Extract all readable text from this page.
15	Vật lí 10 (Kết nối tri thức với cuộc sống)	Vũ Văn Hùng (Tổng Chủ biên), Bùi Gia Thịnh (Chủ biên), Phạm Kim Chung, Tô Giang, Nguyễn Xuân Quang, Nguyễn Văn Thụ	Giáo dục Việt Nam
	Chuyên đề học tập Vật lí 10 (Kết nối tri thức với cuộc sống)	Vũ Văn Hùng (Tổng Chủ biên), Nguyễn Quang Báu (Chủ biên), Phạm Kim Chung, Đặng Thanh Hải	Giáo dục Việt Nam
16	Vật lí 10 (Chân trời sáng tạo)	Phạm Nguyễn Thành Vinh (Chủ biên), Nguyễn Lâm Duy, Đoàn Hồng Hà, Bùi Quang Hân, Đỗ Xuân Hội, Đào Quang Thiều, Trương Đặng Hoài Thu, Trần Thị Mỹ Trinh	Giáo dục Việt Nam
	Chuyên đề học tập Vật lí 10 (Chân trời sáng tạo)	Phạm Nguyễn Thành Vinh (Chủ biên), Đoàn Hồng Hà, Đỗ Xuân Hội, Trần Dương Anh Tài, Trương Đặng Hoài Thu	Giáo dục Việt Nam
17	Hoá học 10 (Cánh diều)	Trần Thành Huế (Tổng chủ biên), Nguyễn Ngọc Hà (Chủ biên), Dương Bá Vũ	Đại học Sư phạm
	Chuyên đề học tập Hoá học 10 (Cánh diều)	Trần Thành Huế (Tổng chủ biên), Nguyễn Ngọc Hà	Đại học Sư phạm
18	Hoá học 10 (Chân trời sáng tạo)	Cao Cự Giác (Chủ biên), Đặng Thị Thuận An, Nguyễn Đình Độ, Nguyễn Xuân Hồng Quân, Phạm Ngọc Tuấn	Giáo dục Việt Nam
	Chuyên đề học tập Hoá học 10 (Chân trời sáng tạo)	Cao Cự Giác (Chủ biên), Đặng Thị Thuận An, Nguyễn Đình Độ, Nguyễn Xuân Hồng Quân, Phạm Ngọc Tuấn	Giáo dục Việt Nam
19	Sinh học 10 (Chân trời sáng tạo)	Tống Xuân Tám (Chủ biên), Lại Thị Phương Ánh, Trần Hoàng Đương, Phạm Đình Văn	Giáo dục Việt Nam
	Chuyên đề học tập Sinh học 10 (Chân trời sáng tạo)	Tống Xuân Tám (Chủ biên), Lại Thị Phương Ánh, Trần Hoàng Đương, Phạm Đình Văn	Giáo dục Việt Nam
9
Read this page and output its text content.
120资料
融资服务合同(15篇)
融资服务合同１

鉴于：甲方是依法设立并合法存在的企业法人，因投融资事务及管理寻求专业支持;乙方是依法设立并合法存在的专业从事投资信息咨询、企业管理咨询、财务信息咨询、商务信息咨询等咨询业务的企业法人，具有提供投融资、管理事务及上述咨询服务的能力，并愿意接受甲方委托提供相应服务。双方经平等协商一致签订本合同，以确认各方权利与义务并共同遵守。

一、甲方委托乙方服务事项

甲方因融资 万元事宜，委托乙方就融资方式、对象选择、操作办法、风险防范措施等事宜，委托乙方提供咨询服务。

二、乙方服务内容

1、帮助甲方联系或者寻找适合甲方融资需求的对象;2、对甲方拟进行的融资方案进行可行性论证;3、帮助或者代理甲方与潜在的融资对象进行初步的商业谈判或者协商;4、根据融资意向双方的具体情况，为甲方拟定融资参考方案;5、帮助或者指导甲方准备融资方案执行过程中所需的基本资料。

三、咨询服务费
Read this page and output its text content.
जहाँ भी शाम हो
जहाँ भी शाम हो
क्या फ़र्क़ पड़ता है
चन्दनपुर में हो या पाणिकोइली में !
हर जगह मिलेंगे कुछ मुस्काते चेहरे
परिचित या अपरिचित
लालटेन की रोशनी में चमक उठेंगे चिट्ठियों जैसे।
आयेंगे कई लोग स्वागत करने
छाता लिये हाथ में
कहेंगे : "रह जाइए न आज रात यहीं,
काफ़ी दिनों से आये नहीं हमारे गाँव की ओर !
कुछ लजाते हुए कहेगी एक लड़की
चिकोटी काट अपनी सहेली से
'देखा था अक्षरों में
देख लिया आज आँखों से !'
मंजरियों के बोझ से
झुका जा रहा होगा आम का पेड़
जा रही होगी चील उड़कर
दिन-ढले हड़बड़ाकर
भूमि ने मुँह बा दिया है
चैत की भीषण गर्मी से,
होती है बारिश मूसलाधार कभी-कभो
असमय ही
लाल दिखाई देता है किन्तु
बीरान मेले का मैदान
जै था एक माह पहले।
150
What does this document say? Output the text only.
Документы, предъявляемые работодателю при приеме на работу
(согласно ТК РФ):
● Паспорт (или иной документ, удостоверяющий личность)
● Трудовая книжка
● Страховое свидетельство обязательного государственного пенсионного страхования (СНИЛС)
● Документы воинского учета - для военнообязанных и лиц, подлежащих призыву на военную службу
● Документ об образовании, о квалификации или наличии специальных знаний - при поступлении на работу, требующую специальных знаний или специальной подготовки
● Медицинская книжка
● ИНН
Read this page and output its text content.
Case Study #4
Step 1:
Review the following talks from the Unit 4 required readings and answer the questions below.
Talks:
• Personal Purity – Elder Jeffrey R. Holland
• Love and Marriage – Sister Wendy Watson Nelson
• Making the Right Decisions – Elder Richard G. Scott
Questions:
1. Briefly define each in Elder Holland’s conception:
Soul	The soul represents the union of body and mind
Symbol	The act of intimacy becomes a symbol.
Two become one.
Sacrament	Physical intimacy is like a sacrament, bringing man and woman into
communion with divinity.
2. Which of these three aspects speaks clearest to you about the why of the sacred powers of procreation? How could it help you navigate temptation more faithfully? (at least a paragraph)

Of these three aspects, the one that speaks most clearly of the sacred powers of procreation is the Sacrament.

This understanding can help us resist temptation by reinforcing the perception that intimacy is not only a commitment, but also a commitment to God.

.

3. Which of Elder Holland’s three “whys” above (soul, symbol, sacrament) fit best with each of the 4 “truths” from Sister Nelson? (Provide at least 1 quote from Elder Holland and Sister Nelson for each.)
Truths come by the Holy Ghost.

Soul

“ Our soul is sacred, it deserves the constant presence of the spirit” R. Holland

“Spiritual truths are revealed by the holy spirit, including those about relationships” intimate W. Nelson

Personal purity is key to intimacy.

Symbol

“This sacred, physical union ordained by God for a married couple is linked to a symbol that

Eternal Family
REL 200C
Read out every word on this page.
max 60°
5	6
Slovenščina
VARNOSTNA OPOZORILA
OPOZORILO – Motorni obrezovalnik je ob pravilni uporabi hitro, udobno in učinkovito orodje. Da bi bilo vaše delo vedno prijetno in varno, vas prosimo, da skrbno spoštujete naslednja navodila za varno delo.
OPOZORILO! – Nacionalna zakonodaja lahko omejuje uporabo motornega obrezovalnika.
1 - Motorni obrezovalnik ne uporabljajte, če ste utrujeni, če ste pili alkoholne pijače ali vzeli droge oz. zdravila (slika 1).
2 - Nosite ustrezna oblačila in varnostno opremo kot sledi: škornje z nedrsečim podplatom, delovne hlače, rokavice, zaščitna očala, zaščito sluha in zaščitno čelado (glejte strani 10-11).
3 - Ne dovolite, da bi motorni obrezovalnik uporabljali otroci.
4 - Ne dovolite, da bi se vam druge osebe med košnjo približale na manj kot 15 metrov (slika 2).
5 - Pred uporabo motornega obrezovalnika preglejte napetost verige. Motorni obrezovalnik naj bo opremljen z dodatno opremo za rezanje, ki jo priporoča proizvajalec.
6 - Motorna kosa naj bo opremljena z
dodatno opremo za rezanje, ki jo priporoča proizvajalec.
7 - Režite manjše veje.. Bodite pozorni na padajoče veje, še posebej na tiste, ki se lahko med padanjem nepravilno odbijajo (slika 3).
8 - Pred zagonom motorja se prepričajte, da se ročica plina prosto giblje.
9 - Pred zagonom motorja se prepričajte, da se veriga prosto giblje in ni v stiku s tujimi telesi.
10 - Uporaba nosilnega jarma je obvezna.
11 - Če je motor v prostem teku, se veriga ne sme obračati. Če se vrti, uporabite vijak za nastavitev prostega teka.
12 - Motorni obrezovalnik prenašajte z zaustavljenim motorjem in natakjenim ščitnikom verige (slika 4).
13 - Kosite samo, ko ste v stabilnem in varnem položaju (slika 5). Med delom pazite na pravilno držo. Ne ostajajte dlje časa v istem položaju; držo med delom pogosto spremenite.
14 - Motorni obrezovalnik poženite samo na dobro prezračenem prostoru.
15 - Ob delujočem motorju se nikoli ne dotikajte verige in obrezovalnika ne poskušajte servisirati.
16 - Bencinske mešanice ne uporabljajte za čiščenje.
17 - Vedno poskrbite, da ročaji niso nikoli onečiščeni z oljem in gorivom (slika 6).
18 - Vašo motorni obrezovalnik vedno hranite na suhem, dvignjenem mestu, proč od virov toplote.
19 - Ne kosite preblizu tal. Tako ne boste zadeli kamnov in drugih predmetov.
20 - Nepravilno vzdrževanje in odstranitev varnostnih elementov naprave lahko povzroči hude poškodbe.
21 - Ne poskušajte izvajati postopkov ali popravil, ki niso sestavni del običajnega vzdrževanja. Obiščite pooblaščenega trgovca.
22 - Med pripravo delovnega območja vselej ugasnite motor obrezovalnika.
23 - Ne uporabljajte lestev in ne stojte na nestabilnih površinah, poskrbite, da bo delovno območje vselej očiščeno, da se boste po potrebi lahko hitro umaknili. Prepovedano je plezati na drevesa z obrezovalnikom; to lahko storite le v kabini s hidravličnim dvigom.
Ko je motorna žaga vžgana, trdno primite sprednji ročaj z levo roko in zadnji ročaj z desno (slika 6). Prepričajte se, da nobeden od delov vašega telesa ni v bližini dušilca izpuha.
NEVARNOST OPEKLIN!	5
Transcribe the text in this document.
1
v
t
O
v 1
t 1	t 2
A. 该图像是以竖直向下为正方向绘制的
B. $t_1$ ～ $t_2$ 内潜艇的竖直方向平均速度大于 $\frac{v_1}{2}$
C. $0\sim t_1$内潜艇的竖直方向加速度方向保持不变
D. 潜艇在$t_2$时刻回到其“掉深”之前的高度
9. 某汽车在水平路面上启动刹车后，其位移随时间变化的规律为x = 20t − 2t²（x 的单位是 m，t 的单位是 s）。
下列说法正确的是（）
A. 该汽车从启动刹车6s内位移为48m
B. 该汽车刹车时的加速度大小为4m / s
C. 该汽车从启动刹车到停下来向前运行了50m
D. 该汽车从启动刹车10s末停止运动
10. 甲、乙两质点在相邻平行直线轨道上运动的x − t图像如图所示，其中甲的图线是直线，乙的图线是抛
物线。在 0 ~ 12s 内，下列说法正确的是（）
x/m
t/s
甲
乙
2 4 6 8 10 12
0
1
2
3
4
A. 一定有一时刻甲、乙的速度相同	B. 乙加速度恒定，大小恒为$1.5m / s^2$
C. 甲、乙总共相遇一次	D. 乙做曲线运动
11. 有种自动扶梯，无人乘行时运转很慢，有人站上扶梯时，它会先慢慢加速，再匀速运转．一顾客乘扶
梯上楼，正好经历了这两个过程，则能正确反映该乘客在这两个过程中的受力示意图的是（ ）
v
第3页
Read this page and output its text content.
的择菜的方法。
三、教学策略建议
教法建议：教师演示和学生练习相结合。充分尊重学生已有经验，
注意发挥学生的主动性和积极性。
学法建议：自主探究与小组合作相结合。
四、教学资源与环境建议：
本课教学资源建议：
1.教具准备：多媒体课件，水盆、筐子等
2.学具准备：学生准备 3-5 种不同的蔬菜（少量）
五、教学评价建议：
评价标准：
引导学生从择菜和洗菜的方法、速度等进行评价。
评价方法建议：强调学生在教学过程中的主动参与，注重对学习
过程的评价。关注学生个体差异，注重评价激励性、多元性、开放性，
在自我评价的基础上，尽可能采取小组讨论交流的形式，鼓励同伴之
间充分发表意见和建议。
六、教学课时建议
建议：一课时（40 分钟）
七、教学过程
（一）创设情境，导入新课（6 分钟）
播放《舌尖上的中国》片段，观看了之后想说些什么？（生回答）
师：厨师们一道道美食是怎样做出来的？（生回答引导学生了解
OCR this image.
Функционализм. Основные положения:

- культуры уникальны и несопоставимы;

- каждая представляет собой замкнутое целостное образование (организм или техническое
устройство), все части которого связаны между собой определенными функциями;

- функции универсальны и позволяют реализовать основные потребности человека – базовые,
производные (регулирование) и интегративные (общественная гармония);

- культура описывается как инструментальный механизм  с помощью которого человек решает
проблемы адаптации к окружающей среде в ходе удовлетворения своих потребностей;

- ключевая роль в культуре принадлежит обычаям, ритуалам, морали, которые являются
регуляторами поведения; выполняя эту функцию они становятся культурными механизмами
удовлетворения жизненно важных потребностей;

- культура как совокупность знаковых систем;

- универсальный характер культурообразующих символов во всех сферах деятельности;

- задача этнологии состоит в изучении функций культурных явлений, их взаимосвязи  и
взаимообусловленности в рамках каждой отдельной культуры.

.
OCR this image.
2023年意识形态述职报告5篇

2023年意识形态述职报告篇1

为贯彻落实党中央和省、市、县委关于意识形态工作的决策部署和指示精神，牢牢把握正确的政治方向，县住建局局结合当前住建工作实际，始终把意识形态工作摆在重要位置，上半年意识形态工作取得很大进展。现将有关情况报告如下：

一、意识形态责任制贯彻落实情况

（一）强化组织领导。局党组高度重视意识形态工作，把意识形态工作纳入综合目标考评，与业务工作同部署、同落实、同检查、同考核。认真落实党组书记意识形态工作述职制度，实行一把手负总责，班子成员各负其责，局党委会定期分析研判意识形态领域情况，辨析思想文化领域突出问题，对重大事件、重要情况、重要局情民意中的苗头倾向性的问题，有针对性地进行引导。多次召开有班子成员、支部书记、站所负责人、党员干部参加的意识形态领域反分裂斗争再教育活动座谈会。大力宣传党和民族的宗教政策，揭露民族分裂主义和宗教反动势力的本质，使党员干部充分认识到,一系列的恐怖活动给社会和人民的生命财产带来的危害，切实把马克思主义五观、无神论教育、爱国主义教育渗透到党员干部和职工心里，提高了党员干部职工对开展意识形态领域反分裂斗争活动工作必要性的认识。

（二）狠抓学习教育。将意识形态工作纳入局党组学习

|---|

Identify the lines that hold the word "powers". Copy every one of them.

TASK SOLUTION.
2. Which of these three aspects speaks clearest to you about the why of the sacred powers of procreation? How could it help you navigate temptation more faithfully? (at least a paragraph)
Of these three aspects, the one that speaks most clearly of the sacred powers of procreation is the Sacrament.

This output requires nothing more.